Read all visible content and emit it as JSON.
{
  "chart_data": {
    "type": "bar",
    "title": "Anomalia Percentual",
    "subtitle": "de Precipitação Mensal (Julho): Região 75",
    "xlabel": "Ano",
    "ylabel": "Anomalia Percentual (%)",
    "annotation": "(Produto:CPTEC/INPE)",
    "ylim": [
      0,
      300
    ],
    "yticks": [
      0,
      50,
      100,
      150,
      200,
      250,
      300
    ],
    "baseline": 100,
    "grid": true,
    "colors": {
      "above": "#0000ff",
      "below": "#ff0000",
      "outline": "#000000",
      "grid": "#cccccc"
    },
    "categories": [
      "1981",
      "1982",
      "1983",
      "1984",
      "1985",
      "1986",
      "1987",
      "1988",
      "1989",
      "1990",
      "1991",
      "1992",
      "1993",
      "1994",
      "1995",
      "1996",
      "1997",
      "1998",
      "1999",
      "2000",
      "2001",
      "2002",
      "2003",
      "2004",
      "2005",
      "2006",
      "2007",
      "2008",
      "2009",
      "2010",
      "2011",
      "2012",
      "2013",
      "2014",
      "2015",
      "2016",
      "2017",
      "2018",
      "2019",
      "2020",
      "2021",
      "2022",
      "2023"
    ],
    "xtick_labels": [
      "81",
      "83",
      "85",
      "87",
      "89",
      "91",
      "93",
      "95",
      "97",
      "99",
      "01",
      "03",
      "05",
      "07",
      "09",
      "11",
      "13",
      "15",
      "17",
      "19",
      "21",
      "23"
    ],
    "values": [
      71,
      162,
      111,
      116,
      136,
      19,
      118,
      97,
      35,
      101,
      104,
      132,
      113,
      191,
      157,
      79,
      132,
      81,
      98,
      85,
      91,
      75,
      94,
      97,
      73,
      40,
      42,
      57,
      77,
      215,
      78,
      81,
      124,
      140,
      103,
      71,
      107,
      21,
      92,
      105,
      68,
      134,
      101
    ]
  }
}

(Exercise description)
From the preceding material, extract every line exactly.

(Worked solution)
Read all visible content and emit it as JSON.
{
  "chart_data": {
    "type": "bar",
    "title": "Anomalia Percentual",
    "subtitle": "de Precipitação Mensal (Julho): Região 75",
    "xlabel": "Ano",
    "ylabel": "Anomalia Percentual (%)",
    "annotation": "(Produto:CPTEC/INPE)",
    "ylim": [
      0,
      300
    ],
    "yticks": [
      0,
      50,
      100,
      150,
      200,
      250,
      300
    ],
    "baseline": 100,
    "grid": true,
    "colors": {
      "above": "#0000ff",
      "below": "#ff0000",
      "outline": "#000000",
      "grid": "#cccccc"
    },
    "categories": [
      "1981",
      "1982",
      "1983",
      "1984",
      "1985",
      "1986",
      "1987",
      "1988",
      "1989",
      "1990",
      "1991",
      "1992",
      "1993",
      "1994",
      "1995",
      "1996",
      "1997",
      "1998",
      "1999",
      "2000",
      "2001",
      "2002",
      "2003",
      "2004",
      "2005",
      "2006",
      "2007",
      "2008",
      "2009",
      "2010",
      "2011",
      "2012",
      "2013",
      "2014",
      "2015",
      "2016",
      "2017",
      "2018",
      "2019",
      "2020",
      "2021",
      "2022",
      "2023"
    ],
    "xtick_labels": [
      "81",
      "83",
      "85",
      "87",
      "89",
      "91",
      "93",
      "95",
      "97",
      "99",
      "01",
      "03",
      "05",
      "07",
      "09",
      "11",
      "13",
      "15",
      "17",
      "19",
      "21",
      "23"
    ],
    "values": [
      71,
      162,
      111,
      116,
      136,
      19,
      118,
      97,
      35,
      101,
      104,
      132,
      113,
      191,
      157,
      79,
      132,
      81,
      98,
      85,
      91,
      75,
      94,
      97,
      73,
      40,
      42,
      57,
      77,
      215,
      78,
      81,
      124,
      140,
      103,
      71,
      107,
      21,
      92,
      105,
      68,
      134,
      101
    ]
  }
}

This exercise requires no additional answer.